» EXERCISE INPUT:
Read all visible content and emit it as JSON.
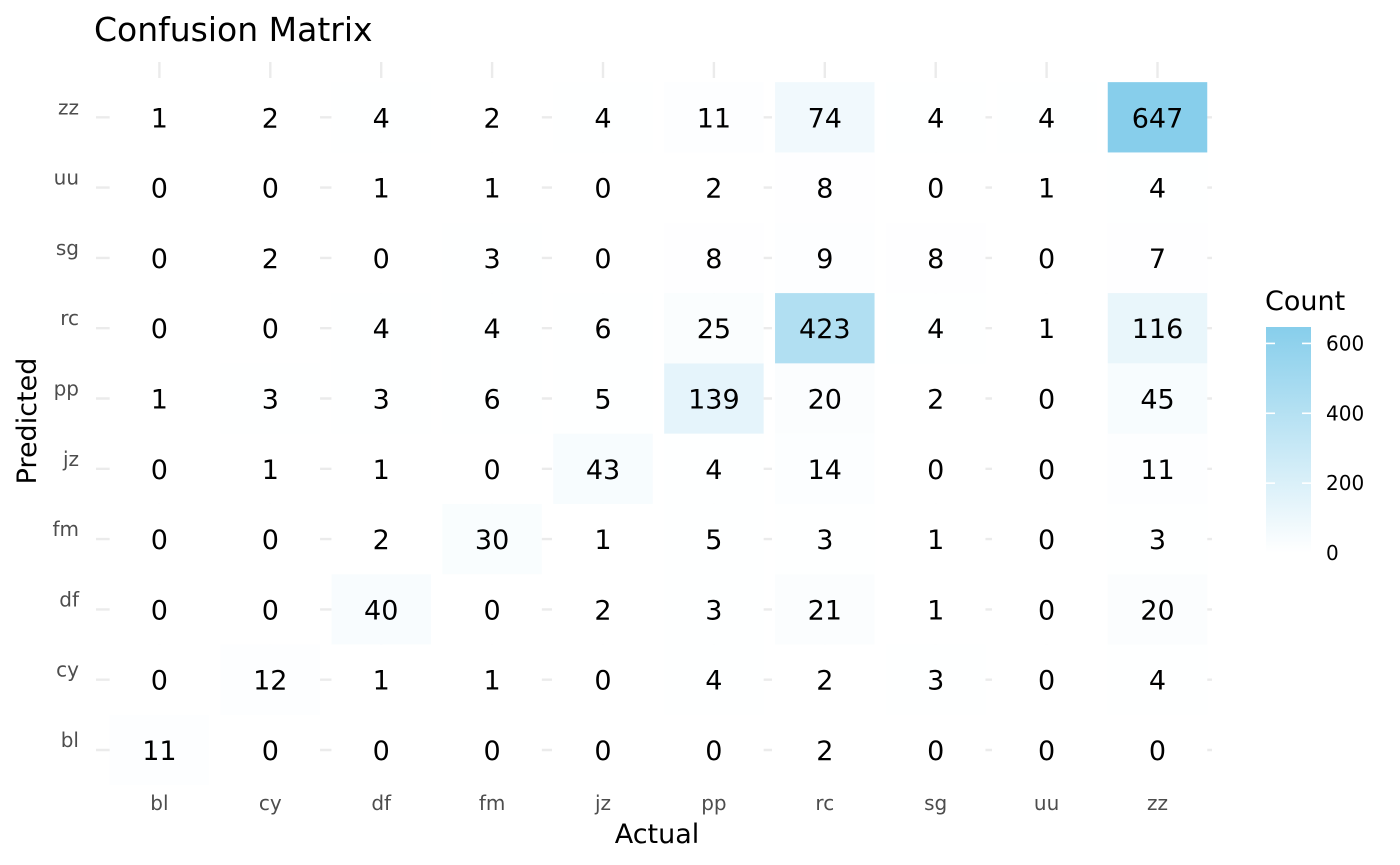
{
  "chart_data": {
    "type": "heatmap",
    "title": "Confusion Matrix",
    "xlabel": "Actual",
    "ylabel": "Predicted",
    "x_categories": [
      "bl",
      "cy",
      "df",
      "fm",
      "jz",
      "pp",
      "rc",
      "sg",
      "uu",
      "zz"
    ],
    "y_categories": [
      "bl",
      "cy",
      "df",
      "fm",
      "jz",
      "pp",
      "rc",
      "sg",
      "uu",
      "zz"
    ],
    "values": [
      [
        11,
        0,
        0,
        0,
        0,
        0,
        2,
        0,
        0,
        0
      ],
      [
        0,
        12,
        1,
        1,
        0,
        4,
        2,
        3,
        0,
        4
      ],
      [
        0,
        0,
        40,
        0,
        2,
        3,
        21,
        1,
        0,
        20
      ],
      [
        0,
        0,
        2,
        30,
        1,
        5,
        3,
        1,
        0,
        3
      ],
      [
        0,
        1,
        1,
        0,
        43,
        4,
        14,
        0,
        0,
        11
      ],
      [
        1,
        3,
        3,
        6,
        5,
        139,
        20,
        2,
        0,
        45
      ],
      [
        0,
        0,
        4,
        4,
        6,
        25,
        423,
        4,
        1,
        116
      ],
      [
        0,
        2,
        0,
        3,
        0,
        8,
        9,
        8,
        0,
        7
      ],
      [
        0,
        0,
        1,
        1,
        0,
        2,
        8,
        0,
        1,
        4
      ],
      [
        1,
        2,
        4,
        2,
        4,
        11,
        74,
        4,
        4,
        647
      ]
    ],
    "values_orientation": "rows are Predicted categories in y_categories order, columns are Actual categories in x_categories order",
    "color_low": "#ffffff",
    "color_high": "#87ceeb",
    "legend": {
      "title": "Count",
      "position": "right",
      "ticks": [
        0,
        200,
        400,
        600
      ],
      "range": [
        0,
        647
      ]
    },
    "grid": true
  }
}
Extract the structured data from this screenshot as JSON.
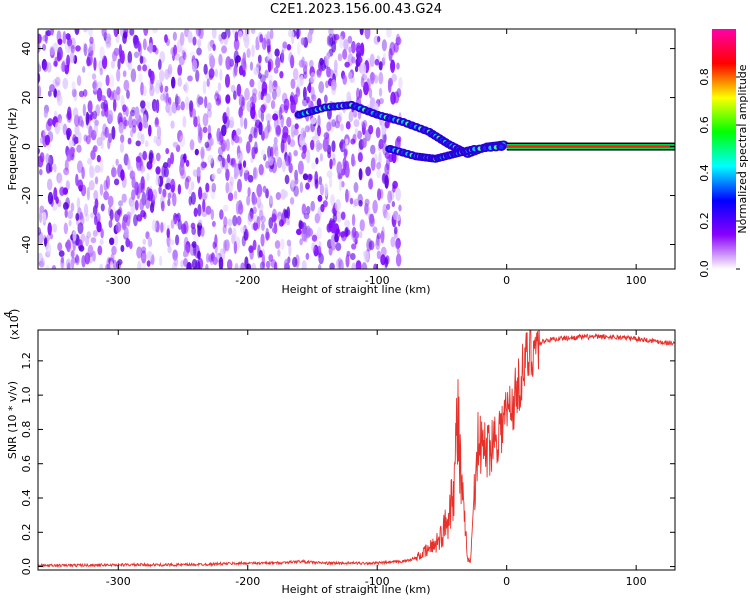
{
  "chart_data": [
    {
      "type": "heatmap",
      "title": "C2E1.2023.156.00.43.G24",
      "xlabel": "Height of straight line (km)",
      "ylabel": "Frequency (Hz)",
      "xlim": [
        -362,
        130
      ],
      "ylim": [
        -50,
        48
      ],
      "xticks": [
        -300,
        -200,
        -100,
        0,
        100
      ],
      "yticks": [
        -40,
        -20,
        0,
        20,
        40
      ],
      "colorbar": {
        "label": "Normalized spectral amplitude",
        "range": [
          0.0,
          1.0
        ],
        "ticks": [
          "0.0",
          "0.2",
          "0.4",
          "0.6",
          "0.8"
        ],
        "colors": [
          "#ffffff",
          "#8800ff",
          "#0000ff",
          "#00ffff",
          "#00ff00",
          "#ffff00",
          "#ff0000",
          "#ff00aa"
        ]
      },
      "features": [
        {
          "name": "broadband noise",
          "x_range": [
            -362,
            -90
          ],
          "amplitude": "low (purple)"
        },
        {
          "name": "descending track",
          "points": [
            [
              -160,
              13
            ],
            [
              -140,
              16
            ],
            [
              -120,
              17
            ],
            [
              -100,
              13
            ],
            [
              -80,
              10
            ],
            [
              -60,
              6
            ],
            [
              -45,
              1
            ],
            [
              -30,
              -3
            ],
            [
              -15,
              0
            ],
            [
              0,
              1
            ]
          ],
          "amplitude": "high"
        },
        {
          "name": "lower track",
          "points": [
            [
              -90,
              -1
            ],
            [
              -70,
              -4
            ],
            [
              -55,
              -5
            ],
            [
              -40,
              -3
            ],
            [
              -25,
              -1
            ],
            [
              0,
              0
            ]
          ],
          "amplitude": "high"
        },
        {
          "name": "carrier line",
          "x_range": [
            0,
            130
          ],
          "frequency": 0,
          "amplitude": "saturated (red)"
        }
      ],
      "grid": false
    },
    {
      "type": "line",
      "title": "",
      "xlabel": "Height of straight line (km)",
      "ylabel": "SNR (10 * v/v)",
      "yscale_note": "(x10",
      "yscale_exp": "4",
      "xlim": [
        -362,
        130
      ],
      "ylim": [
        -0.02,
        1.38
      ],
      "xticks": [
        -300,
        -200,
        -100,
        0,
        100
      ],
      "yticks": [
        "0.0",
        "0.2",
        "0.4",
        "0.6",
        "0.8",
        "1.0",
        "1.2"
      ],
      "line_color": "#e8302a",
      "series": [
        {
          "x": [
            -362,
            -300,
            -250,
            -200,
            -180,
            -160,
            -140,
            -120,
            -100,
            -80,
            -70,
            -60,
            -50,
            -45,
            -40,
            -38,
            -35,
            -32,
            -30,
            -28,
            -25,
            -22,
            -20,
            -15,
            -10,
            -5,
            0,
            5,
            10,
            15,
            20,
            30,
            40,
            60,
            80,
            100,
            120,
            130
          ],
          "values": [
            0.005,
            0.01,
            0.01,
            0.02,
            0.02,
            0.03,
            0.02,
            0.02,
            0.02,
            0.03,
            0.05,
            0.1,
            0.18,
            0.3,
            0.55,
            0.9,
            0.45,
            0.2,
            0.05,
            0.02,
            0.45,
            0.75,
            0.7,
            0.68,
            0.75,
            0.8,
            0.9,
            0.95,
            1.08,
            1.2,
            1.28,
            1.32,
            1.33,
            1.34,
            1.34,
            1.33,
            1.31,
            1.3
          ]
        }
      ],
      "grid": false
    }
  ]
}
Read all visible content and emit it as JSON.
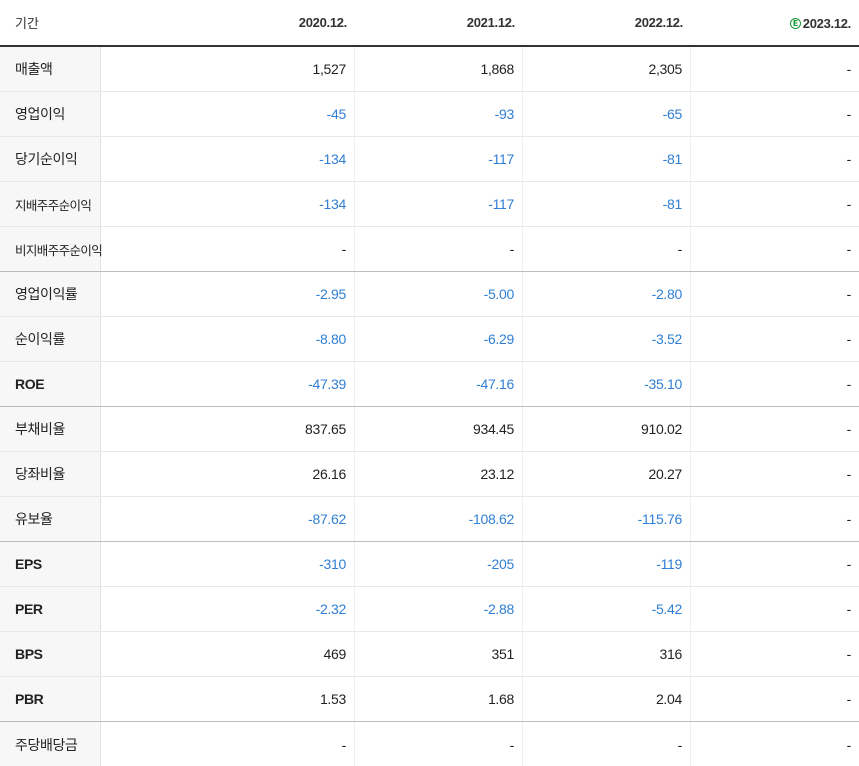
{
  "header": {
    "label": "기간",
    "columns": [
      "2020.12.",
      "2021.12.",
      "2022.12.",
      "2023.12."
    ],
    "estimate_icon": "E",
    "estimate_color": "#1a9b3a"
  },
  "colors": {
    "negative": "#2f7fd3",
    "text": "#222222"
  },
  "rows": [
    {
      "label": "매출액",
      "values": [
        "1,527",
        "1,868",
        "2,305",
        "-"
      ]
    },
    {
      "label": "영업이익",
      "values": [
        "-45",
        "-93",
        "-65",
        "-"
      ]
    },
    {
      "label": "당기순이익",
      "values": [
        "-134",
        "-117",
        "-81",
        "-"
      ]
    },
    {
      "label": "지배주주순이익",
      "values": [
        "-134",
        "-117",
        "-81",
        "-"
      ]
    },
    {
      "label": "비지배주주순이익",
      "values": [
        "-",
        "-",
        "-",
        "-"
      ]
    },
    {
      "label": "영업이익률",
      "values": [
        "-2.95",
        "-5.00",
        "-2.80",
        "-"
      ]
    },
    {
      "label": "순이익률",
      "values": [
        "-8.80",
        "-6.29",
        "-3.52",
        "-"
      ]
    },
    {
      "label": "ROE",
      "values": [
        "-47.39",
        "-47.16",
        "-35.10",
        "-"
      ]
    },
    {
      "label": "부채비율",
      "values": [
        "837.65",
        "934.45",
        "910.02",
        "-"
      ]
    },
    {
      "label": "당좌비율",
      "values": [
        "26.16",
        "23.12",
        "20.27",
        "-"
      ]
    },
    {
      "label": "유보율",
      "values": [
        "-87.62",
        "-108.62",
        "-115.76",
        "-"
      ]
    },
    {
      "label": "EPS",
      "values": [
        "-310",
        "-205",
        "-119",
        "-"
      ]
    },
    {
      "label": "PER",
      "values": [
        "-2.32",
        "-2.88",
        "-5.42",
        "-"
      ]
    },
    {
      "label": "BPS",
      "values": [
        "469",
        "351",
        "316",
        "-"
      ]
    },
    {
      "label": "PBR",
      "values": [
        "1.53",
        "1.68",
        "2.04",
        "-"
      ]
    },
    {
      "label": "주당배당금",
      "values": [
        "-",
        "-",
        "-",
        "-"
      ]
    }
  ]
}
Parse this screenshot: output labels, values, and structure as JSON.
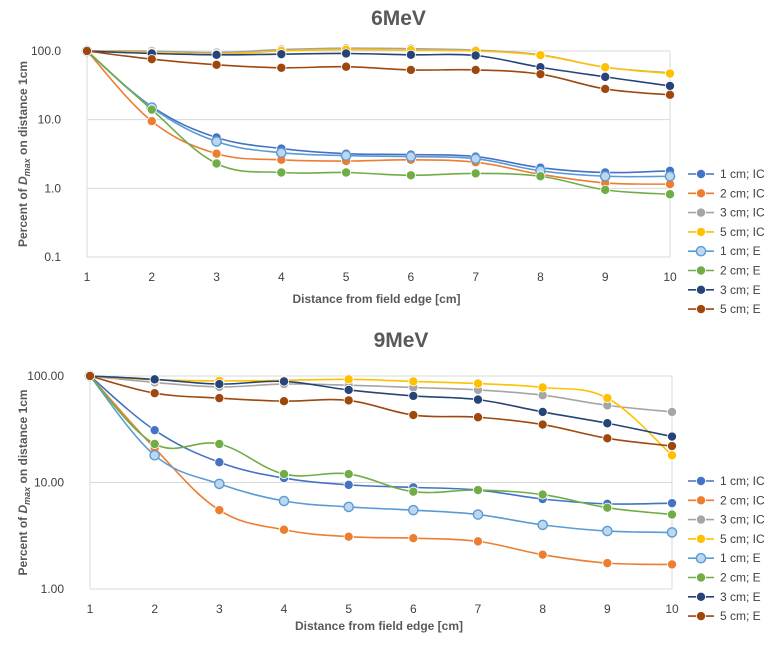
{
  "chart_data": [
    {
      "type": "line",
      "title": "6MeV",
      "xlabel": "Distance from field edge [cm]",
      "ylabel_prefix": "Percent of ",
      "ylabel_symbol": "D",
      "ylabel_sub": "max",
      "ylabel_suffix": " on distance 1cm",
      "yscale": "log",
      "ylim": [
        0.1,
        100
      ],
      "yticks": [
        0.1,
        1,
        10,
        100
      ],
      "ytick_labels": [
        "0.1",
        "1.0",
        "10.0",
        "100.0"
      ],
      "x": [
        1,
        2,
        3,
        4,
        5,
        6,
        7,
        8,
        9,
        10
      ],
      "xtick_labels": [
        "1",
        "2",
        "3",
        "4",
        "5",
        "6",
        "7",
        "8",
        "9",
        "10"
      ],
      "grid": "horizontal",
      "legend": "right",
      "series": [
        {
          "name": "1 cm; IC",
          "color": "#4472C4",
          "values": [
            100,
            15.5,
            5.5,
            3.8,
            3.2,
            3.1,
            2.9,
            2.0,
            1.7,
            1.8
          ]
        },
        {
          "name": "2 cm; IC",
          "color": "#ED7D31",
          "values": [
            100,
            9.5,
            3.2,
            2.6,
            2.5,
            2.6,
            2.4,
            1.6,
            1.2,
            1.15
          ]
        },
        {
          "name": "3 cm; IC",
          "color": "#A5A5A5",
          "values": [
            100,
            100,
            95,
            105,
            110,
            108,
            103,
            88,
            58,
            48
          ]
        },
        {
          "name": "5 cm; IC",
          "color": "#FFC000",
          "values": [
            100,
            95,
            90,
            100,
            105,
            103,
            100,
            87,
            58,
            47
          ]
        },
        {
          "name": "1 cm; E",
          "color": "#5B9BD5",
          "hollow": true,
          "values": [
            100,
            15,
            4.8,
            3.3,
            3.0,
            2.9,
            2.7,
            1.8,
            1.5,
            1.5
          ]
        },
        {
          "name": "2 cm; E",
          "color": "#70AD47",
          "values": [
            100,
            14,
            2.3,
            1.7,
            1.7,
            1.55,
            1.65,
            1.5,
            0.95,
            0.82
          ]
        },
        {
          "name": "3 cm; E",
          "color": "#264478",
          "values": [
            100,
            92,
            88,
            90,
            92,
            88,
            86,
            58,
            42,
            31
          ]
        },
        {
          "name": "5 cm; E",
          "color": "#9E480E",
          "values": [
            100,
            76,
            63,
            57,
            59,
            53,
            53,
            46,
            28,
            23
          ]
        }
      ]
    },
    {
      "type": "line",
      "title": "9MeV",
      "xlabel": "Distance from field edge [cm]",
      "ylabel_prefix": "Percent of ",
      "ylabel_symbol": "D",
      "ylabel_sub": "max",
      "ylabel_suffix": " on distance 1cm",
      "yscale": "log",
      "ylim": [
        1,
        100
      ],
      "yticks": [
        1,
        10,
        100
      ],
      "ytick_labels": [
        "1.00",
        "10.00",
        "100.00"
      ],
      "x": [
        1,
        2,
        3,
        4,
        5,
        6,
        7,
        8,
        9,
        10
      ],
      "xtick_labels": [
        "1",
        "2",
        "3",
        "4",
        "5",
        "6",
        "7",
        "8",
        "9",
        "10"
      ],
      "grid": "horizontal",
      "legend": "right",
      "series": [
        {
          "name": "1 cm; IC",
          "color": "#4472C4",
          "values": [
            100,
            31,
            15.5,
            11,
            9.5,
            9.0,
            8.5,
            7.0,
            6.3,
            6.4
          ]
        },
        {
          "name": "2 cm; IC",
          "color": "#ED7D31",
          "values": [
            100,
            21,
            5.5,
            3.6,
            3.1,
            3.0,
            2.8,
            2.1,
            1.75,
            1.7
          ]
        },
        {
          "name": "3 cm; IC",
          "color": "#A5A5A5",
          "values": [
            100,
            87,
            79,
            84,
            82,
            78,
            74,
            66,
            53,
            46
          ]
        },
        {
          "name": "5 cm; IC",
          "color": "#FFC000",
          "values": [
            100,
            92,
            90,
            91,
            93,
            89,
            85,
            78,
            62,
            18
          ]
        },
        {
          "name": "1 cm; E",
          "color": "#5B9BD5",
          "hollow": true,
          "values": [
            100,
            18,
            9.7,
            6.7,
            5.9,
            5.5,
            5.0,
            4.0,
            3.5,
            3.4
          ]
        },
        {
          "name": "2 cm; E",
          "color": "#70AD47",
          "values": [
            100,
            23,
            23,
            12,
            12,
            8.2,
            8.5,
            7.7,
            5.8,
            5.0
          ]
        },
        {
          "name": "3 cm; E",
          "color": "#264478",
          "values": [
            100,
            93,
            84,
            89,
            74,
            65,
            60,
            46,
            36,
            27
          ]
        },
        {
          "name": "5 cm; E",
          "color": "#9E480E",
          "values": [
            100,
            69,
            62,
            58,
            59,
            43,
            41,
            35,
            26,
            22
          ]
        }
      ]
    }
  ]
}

» WHAT IS REQUIRED: For each line of the entries that includes "rows", show that line.

» RESPONSE FOR THIS EXERCISE:
    "values_orientation": "rows are Predicted categories in y_categories order, columns are Actual categories in x_categories order",
  "rows": [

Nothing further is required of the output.